# DATASET ENTRIES
○ ○ ○ ○ ○

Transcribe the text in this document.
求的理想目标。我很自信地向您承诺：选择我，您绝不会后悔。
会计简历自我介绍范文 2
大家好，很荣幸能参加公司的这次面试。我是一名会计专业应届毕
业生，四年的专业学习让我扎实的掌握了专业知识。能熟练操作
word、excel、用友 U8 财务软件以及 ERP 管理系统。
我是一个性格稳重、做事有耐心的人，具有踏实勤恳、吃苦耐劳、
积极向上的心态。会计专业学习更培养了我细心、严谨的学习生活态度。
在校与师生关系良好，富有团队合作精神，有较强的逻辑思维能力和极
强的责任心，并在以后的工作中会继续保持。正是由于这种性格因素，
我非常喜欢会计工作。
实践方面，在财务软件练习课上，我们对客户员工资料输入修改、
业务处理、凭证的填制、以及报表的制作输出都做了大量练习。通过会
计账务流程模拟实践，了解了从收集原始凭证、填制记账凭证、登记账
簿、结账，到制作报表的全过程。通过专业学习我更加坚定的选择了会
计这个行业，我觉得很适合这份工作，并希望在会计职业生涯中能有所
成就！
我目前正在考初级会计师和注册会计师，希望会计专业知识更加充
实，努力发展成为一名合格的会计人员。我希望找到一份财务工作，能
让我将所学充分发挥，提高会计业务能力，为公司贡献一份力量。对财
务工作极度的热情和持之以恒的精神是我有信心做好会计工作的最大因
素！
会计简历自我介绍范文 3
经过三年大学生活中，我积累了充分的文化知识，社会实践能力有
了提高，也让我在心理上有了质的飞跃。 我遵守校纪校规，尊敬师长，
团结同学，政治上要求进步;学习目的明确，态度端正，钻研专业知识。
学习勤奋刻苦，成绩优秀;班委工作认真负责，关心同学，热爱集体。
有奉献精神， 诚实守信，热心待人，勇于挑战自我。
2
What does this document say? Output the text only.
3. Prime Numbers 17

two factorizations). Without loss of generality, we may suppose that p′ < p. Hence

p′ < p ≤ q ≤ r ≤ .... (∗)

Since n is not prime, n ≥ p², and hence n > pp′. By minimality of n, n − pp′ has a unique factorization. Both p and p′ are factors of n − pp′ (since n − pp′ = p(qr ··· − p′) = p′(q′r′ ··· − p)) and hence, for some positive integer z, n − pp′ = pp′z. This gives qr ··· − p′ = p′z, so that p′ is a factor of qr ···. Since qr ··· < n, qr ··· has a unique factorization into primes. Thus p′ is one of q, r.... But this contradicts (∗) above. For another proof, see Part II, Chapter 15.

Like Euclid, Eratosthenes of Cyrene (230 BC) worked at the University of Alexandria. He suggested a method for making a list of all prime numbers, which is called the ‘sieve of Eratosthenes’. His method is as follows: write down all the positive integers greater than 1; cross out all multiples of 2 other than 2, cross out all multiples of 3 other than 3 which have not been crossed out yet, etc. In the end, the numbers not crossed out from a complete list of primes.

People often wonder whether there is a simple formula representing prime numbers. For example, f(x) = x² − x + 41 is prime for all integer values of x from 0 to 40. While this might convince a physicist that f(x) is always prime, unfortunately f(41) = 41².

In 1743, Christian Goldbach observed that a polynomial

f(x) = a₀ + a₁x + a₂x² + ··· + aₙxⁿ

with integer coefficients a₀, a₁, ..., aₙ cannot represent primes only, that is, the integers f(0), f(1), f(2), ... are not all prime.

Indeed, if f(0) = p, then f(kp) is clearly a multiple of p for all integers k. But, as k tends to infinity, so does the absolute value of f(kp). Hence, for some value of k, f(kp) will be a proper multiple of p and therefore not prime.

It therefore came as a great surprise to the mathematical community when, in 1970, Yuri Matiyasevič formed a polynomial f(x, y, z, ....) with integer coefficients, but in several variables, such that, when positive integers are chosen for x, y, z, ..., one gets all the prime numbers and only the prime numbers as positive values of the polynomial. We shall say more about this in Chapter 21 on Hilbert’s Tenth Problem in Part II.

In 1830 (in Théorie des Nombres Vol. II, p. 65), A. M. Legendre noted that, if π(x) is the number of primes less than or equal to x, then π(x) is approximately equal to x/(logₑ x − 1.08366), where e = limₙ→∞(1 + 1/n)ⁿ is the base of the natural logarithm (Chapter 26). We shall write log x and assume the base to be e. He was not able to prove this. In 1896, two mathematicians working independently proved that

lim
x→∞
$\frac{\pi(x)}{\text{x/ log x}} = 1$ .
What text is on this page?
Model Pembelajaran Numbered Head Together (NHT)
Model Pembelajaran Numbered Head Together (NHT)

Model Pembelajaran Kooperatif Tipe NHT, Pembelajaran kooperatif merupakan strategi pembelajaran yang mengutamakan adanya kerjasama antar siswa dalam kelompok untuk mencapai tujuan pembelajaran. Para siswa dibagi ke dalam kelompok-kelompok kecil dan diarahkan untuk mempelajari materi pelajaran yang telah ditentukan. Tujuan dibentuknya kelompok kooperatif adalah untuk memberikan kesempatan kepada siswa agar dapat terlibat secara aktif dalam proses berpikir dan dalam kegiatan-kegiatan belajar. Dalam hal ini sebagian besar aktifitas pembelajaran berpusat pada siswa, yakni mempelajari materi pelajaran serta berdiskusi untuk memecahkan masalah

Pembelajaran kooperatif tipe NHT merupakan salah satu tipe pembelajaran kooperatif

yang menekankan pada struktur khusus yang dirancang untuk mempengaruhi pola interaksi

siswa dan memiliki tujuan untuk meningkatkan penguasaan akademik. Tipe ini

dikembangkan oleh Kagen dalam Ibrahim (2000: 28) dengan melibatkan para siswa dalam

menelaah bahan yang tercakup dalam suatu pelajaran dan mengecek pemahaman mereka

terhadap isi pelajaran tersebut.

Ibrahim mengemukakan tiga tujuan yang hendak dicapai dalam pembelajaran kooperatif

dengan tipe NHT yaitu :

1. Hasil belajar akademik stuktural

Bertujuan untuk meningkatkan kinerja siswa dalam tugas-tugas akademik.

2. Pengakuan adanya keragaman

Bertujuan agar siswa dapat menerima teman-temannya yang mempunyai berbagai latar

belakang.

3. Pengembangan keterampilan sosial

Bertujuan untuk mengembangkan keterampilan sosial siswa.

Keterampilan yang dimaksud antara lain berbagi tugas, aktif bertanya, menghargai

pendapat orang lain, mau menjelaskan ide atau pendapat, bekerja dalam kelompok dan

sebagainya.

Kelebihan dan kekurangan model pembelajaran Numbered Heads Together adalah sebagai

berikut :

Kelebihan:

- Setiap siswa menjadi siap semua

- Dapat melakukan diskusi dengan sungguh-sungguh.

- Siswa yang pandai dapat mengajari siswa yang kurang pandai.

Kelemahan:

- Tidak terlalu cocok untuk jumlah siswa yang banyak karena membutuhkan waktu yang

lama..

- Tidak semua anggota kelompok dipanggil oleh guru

○ ○ ○ ○ ○

# SET TASK
Nothing should be changed: write out all of the data as is.

# EXERCISE RESPONSE
Transcribe the text in this document.
求的理想目标。我很自信地向您承诺：选择我，您绝不会后悔。
会计简历自我介绍范文 2
大家好，很荣幸能参加公司的这次面试。我是一名会计专业应届毕
业生，四年的专业学习让我扎实的掌握了专业知识。能熟练操作
word、excel、用友 U8 财务软件以及 ERP 管理系统。
我是一个性格稳重、做事有耐心的人，具有踏实勤恳、吃苦耐劳、
积极向上的心态。会计专业学习更培养了我细心、严谨的学习生活态度。
在校与师生关系良好，富有团队合作精神，有较强的逻辑思维能力和极
强的责任心，并在以后的工作中会继续保持。正是由于这种性格因素，
我非常喜欢会计工作。
实践方面，在财务软件练习课上，我们对客户员工资料输入修改、
业务处理、凭证的填制、以及报表的制作输出都做了大量练习。通过会
计账务流程模拟实践，了解了从收集原始凭证、填制记账凭证、登记账
簿、结账，到制作报表的全过程。通过专业学习我更加坚定的选择了会
计这个行业，我觉得很适合这份工作，并希望在会计职业生涯中能有所
成就！
我目前正在考初级会计师和注册会计师，希望会计专业知识更加充
实，努力发展成为一名合格的会计人员。我希望找到一份财务工作，能
让我将所学充分发挥，提高会计业务能力，为公司贡献一份力量。对财
务工作极度的热情和持之以恒的精神是我有信心做好会计工作的最大因
素！
会计简历自我介绍范文 3
经过三年大学生活中，我积累了充分的文化知识，社会实践能力有
了提高，也让我在心理上有了质的飞跃。 我遵守校纪校规，尊敬师长，
团结同学，政治上要求进步;学习目的明确，态度端正，钻研专业知识。
学习勤奋刻苦，成绩优秀;班委工作认真负责，关心同学，热爱集体。
有奉献精神， 诚实守信，热心待人，勇于挑战自我。
2
What does this document say? Output the text only.
3. Prime Numbers 17

two factorizations). Without loss of generality, we may suppose that p′ < p. Hence

p′ < p ≤ q ≤ r ≤ .... (∗)

Since n is not prime, n ≥ p², and hence n > pp′. By minimality of n, n − pp′ has a unique factorization. Both p and p′ are factors of n − pp′ (since n − pp′ = p(qr ··· − p′) = p′(q′r′ ··· − p)) and hence, for some positive integer z, n − pp′ = pp′z. This gives qr ··· − p′ = p′z, so that p′ is a factor of qr ···. Since qr ··· < n, qr ··· has a unique factorization into primes. Thus p′ is one of q, r.... But this contradicts (∗) above. For another proof, see Part II, Chapter 15.

Like Euclid, Eratosthenes of Cyrene (230 BC) worked at the University of Alexandria. He suggested a method for making a list of all prime numbers, which is called the ‘sieve of Eratosthenes’. His method is as follows: write down all the positive integers greater than 1; cross out all multiples of 2 other than 2, cross out all multiples of 3 other than 3 which have not been crossed out yet, etc. In the end, the numbers not crossed out from a complete list of primes.

People often wonder whether there is a simple formula representing prime numbers. For example, f(x) = x² − x + 41 is prime for all integer values of x from 0 to 40. While this might convince a physicist that f(x) is always prime, unfortunately f(41) = 41².

In 1743, Christian Goldbach observed that a polynomial

f(x) = a₀ + a₁x + a₂x² + ··· + aₙxⁿ

with integer coefficients a₀, a₁, ..., aₙ cannot represent primes only, that is, the integers f(0), f(1), f(2), ... are not all prime.

Indeed, if f(0) = p, then f(kp) is clearly a multiple of p for all integers k. But, as k tends to infinity, so does the absolute value of f(kp). Hence, for some value of k, f(kp) will be a proper multiple of p and therefore not prime.

It therefore came as a great surprise to the mathematical community when, in 1970, Yuri Matiyasevič formed a polynomial f(x, y, z, ....) with integer coefficients, but in several variables, such that, when positive integers are chosen for x, y, z, ..., one gets all the prime numbers and only the prime numbers as positive values of the polynomial. We shall say more about this in Chapter 21 on Hilbert’s Tenth Problem in Part II.

In 1830 (in Théorie des Nombres Vol. II, p. 65), A. M. Legendre noted that, if π(x) is the number of primes less than or equal to x, then π(x) is approximately equal to x/(logₑ x − 1.08366), where e = limₙ→∞(1 + 1/n)ⁿ is the base of the natural logarithm (Chapter 26). We shall write log x and assume the base to be e. He was not able to prove this. In 1896, two mathematicians working independently proved that

lim
x→∞
$\frac{\pi(x)}{\text{x/ log x}} = 1$ .
What text is on this page?
Model Pembelajaran Numbered Head Together (NHT)
Model Pembelajaran Numbered Head Together (NHT)

Model Pembelajaran Kooperatif Tipe NHT, Pembelajaran kooperatif merupakan strategi pembelajaran yang mengutamakan adanya kerjasama antar siswa dalam kelompok untuk mencapai tujuan pembelajaran. Para siswa dibagi ke dalam kelompok-kelompok kecil dan diarahkan untuk mempelajari materi pelajaran yang telah ditentukan. Tujuan dibentuknya kelompok kooperatif adalah untuk memberikan kesempatan kepada siswa agar dapat terlibat secara aktif dalam proses berpikir dan dalam kegiatan-kegiatan belajar. Dalam hal ini sebagian besar aktifitas pembelajaran berpusat pada siswa, yakni mempelajari materi pelajaran serta berdiskusi untuk memecahkan masalah

Pembelajaran kooperatif tipe NHT merupakan salah satu tipe pembelajaran kooperatif

yang menekankan pada struktur khusus yang dirancang untuk mempengaruhi pola interaksi

siswa dan memiliki tujuan untuk meningkatkan penguasaan akademik. Tipe ini

dikembangkan oleh Kagen dalam Ibrahim (2000: 28) dengan melibatkan para siswa dalam

menelaah bahan yang tercakup dalam suatu pelajaran dan mengecek pemahaman mereka

terhadap isi pelajaran tersebut.

Ibrahim mengemukakan tiga tujuan yang hendak dicapai dalam pembelajaran kooperatif

dengan tipe NHT yaitu :

1. Hasil belajar akademik stuktural

Bertujuan untuk meningkatkan kinerja siswa dalam tugas-tugas akademik.

2. Pengakuan adanya keragaman

Bertujuan agar siswa dapat menerima teman-temannya yang mempunyai berbagai latar

belakang.

3. Pengembangan keterampilan sosial

Bertujuan untuk mengembangkan keterampilan sosial siswa.

Keterampilan yang dimaksud antara lain berbagi tugas, aktif bertanya, menghargai

pendapat orang lain, mau menjelaskan ide atau pendapat, bekerja dalam kelompok dan

sebagainya.

Kelebihan dan kekurangan model pembelajaran Numbered Heads Together adalah sebagai

berikut :

Kelebihan:

- Setiap siswa menjadi siap semua

- Dapat melakukan diskusi dengan sungguh-sungguh.

- Siswa yang pandai dapat mengajari siswa yang kurang pandai.

Kelemahan:

- Tidak terlalu cocok untuk jumlah siswa yang banyak karena membutuhkan waktu yang

lama..

- Tidak semua anggota kelompok dipanggil oleh guru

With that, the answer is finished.